What this task involves
Restate, word for word, all of the material shown below.

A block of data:
begin

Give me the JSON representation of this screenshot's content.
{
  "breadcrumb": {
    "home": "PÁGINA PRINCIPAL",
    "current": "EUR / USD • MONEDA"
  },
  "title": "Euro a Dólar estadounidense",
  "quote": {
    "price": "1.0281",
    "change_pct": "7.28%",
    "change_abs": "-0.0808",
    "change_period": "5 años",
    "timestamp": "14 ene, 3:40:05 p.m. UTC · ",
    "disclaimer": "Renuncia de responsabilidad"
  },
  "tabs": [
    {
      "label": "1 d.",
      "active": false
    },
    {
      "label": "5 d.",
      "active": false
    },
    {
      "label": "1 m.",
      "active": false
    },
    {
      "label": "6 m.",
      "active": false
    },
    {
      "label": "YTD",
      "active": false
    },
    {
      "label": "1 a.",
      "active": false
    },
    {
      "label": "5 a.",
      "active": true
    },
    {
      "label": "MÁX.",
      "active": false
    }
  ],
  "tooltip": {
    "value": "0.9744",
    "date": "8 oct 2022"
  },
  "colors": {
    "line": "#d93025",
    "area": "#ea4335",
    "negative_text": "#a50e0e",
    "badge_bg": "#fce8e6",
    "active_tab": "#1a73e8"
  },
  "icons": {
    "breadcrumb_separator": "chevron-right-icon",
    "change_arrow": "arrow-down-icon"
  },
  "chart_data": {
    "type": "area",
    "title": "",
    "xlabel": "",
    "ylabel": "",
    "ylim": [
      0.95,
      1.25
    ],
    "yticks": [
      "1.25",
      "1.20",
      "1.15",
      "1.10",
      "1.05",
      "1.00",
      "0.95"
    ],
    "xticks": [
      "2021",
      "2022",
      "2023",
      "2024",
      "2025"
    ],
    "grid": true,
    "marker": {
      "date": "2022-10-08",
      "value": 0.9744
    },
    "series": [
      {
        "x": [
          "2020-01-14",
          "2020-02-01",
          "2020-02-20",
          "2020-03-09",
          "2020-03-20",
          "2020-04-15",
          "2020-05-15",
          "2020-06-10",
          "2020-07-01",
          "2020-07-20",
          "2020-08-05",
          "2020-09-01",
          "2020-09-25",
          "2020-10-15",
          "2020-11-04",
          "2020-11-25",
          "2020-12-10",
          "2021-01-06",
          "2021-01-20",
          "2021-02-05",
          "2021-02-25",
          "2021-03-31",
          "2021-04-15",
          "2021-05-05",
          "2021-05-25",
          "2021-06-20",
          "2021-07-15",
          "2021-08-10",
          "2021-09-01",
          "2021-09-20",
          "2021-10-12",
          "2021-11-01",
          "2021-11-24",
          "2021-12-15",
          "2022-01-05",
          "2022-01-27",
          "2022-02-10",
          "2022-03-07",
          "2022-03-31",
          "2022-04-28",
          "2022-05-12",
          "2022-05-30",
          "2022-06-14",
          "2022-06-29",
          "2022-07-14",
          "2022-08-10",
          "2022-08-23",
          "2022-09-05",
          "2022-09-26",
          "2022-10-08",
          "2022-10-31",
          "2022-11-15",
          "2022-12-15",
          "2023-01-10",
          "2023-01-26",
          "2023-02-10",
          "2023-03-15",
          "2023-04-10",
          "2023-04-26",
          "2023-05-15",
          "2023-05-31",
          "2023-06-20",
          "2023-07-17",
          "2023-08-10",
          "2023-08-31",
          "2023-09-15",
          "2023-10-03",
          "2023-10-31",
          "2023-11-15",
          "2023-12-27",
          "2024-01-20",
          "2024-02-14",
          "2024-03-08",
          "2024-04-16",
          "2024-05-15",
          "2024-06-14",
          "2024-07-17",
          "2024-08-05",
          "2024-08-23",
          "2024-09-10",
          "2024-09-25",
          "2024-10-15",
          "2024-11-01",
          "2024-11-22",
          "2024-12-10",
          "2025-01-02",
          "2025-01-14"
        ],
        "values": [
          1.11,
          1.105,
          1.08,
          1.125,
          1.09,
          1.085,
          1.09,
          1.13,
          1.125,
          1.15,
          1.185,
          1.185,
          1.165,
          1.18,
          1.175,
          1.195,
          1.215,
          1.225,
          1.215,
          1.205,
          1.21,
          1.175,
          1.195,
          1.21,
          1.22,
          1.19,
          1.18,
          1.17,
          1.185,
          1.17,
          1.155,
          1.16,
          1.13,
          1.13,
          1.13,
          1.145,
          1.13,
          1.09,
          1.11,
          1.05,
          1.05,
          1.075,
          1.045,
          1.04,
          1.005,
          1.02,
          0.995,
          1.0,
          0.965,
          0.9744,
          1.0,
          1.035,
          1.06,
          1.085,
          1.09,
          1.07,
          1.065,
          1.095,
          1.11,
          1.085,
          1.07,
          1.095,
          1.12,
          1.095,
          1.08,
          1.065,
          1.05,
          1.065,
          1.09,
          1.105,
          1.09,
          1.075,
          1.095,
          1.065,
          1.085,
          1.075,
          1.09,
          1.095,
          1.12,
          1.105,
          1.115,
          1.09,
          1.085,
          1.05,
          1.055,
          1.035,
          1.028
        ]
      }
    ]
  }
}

end

Result for this task
Give me the JSON representation of this screenshot's content.
{
  "breadcrumb": {
    "home": "PÁGINA PRINCIPAL",
    "current": "EUR / USD • MONEDA"
  },
  "title": "Euro a Dólar estadounidense",
  "quote": {
    "price": "1.0281",
    "change_pct": "7.28%",
    "change_abs": "-0.0808",
    "change_period": "5 años",
    "timestamp": "14 ene, 3:40:05 p.m. UTC · ",
    "disclaimer": "Renuncia de responsabilidad"
  },
  "tabs": [
    {
      "label": "1 d.",
      "active": false
    },
    {
      "label": "5 d.",
      "active": false
    },
    {
      "label": "1 m.",
      "active": false
    },
    {
      "label": "6 m.",
      "active": false
    },
    {
      "label": "YTD",
      "active": false
    },
    {
      "label": "1 a.",
      "active": false
    },
    {
      "label": "5 a.",
      "active": true
    },
    {
      "label": "MÁX.",
      "active": false
    }
  ],
  "tooltip": {
    "value": "0.9744",
    "date": "8 oct 2022"
  },
  "colors": {
    "line": "#d93025",
    "area": "#ea4335",
    "negative_text": "#a50e0e",
    "badge_bg": "#fce8e6",
    "active_tab": "#1a73e8"
  },
  "icons": {
    "breadcrumb_separator": "chevron-right-icon",
    "change_arrow": "arrow-down-icon"
  },
  "chart_data": {
    "type": "area",
    "title": "",
    "xlabel": "",
    "ylabel": "",
    "ylim": [
      0.95,
      1.25
    ],
    "yticks": [
      "1.25",
      "1.20",
      "1.15",
      "1.10",
      "1.05",
      "1.00",
      "0.95"
    ],
    "xticks": [
      "2021",
      "2022",
      "2023",
      "2024",
      "2025"
    ],
    "grid": true,
    "marker": {
      "date": "2022-10-08",
      "value": 0.9744
    },
    "series": [
      {
        "x": [
          "2020-01-14",
          "2020-02-01",
          "2020-02-20",
          "2020-03-09",
          "2020-03-20",
          "2020-04-15",
          "2020-05-15",
          "2020-06-10",
          "2020-07-01",
          "2020-07-20",
          "2020-08-05",
          "2020-09-01",
          "2020-09-25",
          "2020-10-15",
          "2020-11-04",
          "2020-11-25",
          "2020-12-10",
          "2021-01-06",
          "2021-01-20",
          "2021-02-05",
          "2021-02-25",
          "2021-03-31",
          "2021-04-15",
          "2021-05-05",
          "2021-05-25",
          "2021-06-20",
          "2021-07-15",
          "2021-08-10",
          "2021-09-01",
          "2021-09-20",
          "2021-10-12",
          "2021-11-01",
          "2021-11-24",
          "2021-12-15",
          "2022-01-05",
          "2022-01-27",
          "2022-02-10",
          "2022-03-07",
          "2022-03-31",
          "2022-04-28",
          "2022-05-12",
          "2022-05-30",
          "2022-06-14",
          "2022-06-29",
          "2022-07-14",
          "2022-08-10",
          "2022-08-23",
          "2022-09-05",
          "2022-09-26",
          "2022-10-08",
          "2022-10-31",
          "2022-11-15",
          "2022-12-15",
          "2023-01-10",
          "2023-01-26",
          "2023-02-10",
          "2023-03-15",
          "2023-04-10",
          "2023-04-26",
          "2023-05-15",
          "2023-05-31",
          "2023-06-20",
          "2023-07-17",
          "2023-08-10",
          "2023-08-31",
          "2023-09-15",
          "2023-10-03",
          "2023-10-31",
          "2023-11-15",
          "2023-12-27",
          "2024-01-20",
          "2024-02-14",
          "2024-03-08",
          "2024-04-16",
          "2024-05-15",
          "2024-06-14",
          "2024-07-17",
          "2024-08-05",
          "2024-08-23",
          "2024-09-10",
          "2024-09-25",
          "2024-10-15",
          "2024-11-01",
          "2024-11-22",
          "2024-12-10",
          "2025-01-02",
          "2025-01-14"
        ],
        "values": [
          1.11,
          1.105,
          1.08,
          1.125,
          1.09,
          1.085,
          1.09,
          1.13,
          1.125,
          1.15,
          1.185,
          1.185,
          1.165,
          1.18,
          1.175,
          1.195,
          1.215,
          1.225,
          1.215,
          1.205,
          1.21,
          1.175,
          1.195,
          1.21,
          1.22,
          1.19,
          1.18,
          1.17,
          1.185,
          1.17,
          1.155,
          1.16,
          1.13,
          1.13,
          1.13,
          1.145,
          1.13,
          1.09,
          1.11,
          1.05,
          1.05,
          1.075,
          1.045,
          1.04,
          1.005,
          1.02,
          0.995,
          1.0,
          0.965,
          0.9744,
          1.0,
          1.035,
          1.06,
          1.085,
          1.09,
          1.07,
          1.065,
          1.095,
          1.11,
          1.085,
          1.07,
          1.095,
          1.12,
          1.095,
          1.08,
          1.065,
          1.05,
          1.065,
          1.09,
          1.105,
          1.09,
          1.075,
          1.095,
          1.065,
          1.085,
          1.075,
          1.09,
          1.095,
          1.12,
          1.105,
          1.115,
          1.09,
          1.085,
          1.05,
          1.055,
          1.035,
          1.028
        ]
      }
    ]
  }
}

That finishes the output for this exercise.